— Start of Task inputs —
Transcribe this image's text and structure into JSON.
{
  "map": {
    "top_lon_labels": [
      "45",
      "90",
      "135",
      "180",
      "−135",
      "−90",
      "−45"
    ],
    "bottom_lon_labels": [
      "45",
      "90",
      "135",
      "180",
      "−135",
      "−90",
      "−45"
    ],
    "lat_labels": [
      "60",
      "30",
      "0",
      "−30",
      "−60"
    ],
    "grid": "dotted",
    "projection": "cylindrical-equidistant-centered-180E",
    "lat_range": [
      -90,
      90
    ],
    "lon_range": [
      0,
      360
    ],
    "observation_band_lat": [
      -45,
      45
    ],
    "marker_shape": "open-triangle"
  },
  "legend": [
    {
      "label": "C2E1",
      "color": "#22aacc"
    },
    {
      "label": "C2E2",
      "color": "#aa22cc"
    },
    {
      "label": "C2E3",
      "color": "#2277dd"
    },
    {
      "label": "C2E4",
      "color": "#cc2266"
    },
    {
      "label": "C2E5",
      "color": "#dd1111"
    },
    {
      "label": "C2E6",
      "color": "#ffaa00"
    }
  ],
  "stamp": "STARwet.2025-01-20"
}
— End of Task inputs —
Copy out every line of the data above, exactly as given.

Reply:
Transcribe this image's text and structure into JSON.
{
  "map": {
    "top_lon_labels": [
      "45",
      "90",
      "135",
      "180",
      "−135",
      "−90",
      "−45"
    ],
    "bottom_lon_labels": [
      "45",
      "90",
      "135",
      "180",
      "−135",
      "−90",
      "−45"
    ],
    "lat_labels": [
      "60",
      "30",
      "0",
      "−30",
      "−60"
    ],
    "grid": "dotted",
    "projection": "cylindrical-equidistant-centered-180E",
    "lat_range": [
      -90,
      90
    ],
    "lon_range": [
      0,
      360
    ],
    "observation_band_lat": [
      -45,
      45
    ],
    "marker_shape": "open-triangle"
  },
  "legend": [
    {
      "label": "C2E1",
      "color": "#22aacc"
    },
    {
      "label": "C2E2",
      "color": "#aa22cc"
    },
    {
      "label": "C2E3",
      "color": "#2277dd"
    },
    {
      "label": "C2E4",
      "color": "#cc2266"
    },
    {
      "label": "C2E5",
      "color": "#dd1111"
    },
    {
      "label": "C2E6",
      "color": "#ffaa00"
    }
  ],
  "stamp": "STARwet.2025-01-20"
}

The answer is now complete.